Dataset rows
★ ★ ★

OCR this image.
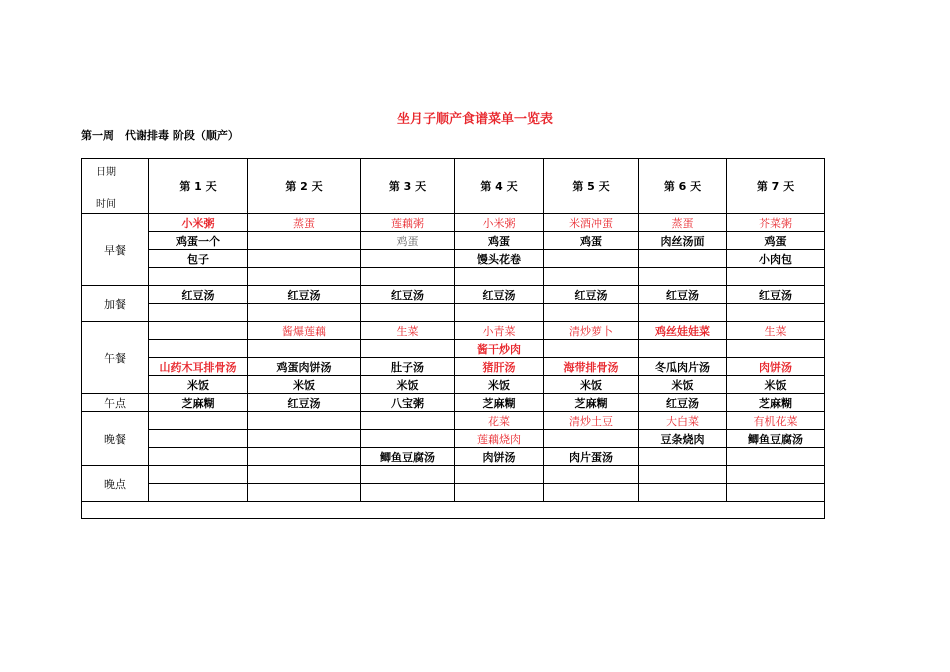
坐月子顺产食谱菜单一览表
第一周　代谢排毒 阶段（顺产）
日期
时间	第 1 天	第 2 天	第 3 天	第 4 天	第 5 天	第 6 天	第 7 天
早餐	小米粥	蒸蛋	莲藕粥	小米粥	米酒冲蛋	蒸蛋	芥菜粥
	鸡蛋一个		鸡蛋	鸡蛋	鸡蛋	肉丝汤面	鸡蛋
	包子			馒头花卷			小肉包

加餐	红豆汤	红豆汤	红豆汤	红豆汤	红豆汤	红豆汤	红豆汤

午餐		酱爆莲藕	生菜	小青菜	清炒萝卜	鸡丝娃娃菜	生菜
				酱干炒肉			
	山药木耳排骨汤	鸡蛋肉饼汤	肚子汤	猪肝汤	海带排骨汤	冬瓜肉片汤	肉饼汤
	米饭	米饭	米饭	米饭	米饭	米饭	米饭
午点	芝麻糊	红豆汤	八宝粥	芝麻糊	芝麻糊	红豆汤	芝麻糊
晚餐				花菜	清炒土豆	大白菜	有机花菜
				莲藕烧肉		豆条烧肉	鲫鱼豆腐汤
			鲫鱼豆腐汤	肉饼汤	肉片蛋汤		
晚点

★ ★ ★

GIVEN PROBLEM
Copy each line in full and exactly, omitting any picture.

CORRECT RESPONSE
OCR this image.
坐月子顺产食谱菜单一览表
第一周　代谢排毒 阶段（顺产）
日期
时间	第 1 天	第 2 天	第 3 天	第 4 天	第 5 天	第 6 天	第 7 天
早餐	小米粥	蒸蛋	莲藕粥	小米粥	米酒冲蛋	蒸蛋	芥菜粥
	鸡蛋一个		鸡蛋	鸡蛋	鸡蛋	肉丝汤面	鸡蛋
	包子			馒头花卷			小肉包

加餐	红豆汤	红豆汤	红豆汤	红豆汤	红豆汤	红豆汤	红豆汤

午餐		酱爆莲藕	生菜	小青菜	清炒萝卜	鸡丝娃娃菜	生菜
				酱干炒肉			
	山药木耳排骨汤	鸡蛋肉饼汤	肚子汤	猪肝汤	海带排骨汤	冬瓜肉片汤	肉饼汤
	米饭	米饭	米饭	米饭	米饭	米饭	米饭
午点	芝麻糊	红豆汤	八宝粥	芝麻糊	芝麻糊	红豆汤	芝麻糊
晚餐				花菜	清炒土豆	大白菜	有机花菜
				莲藕烧肉		豆条烧肉	鲫鱼豆腐汤
			鲫鱼豆腐汤	肉饼汤	肉片蛋汤		
晚点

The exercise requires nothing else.